┌─ DATA PROVIDED
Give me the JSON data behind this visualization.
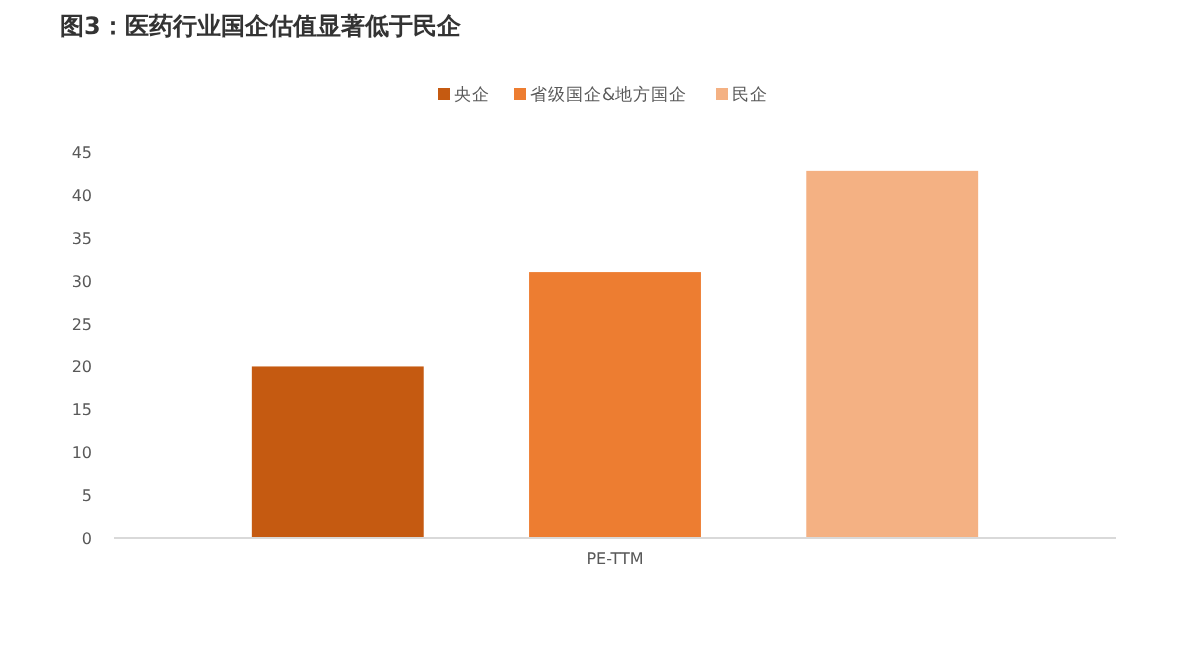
{
  "chart_data": {
    "type": "bar",
    "title": "图3：医药行业国企估值显著低于民企",
    "categories": [
      "PE-TTM"
    ],
    "series": [
      {
        "name": "央企",
        "color": "#c55a11",
        "values": [
          20
        ]
      },
      {
        "name": "省级国企&地方国企",
        "color": "#ed7d31",
        "values": [
          31
        ]
      },
      {
        "name": "民企",
        "color": "#f4b183",
        "values": [
          42.8
        ]
      }
    ],
    "ylim": [
      0,
      45
    ],
    "yticks": [
      0,
      5,
      10,
      15,
      20,
      25,
      30,
      35,
      40,
      45
    ],
    "legend": "top",
    "grid": false
  }
}
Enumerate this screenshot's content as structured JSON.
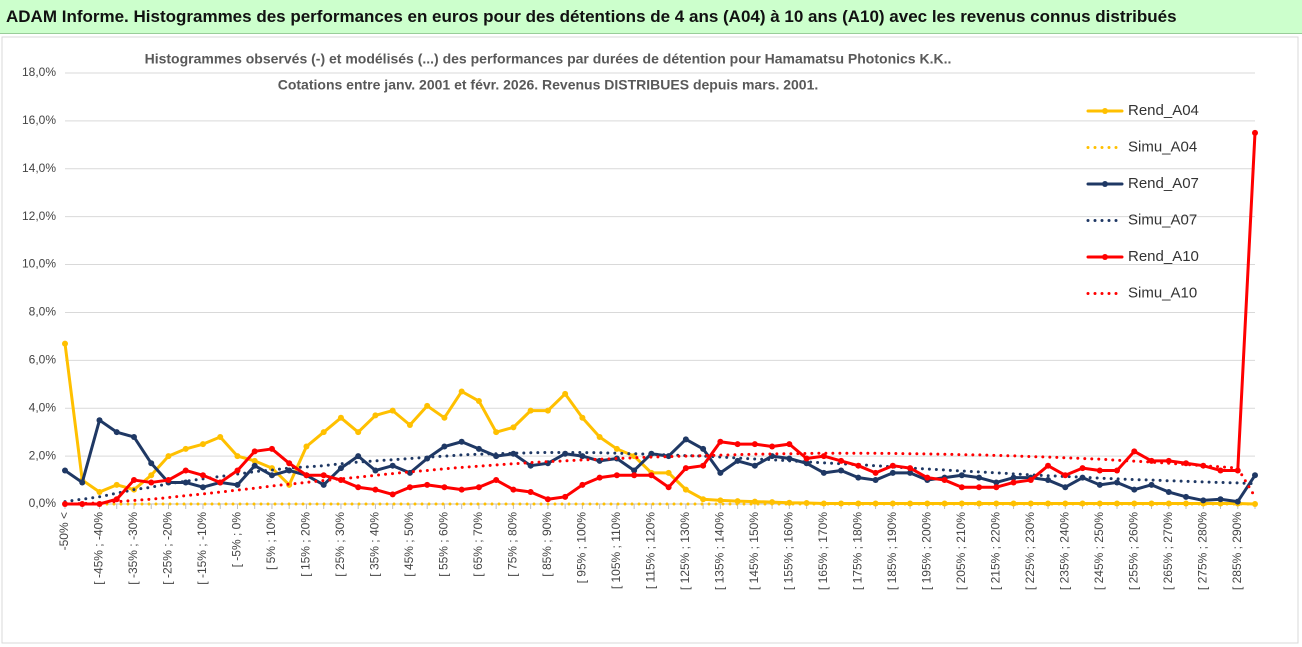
└─
Copy the entries exactly. Leave out the images.

EXERCISE RESULT:
Give me the JSON data behind this visualization.
{
  "chart_data": {
    "type": "bar",
    "title": "图3：医药行业国企估值显著低于民企",
    "categories": [
      "PE-TTM"
    ],
    "series": [
      {
        "name": "央企",
        "color": "#c55a11",
        "values": [
          20
        ]
      },
      {
        "name": "省级国企&地方国企",
        "color": "#ed7d31",
        "values": [
          31
        ]
      },
      {
        "name": "民企",
        "color": "#f4b183",
        "values": [
          42.8
        ]
      }
    ],
    "ylim": [
      0,
      45
    ],
    "yticks": [
      0,
      5,
      10,
      15,
      20,
      25,
      30,
      35,
      40,
      45
    ],
    "legend": "top",
    "grid": false
  }
}
Enumerate this screenshot's content as structured JSON.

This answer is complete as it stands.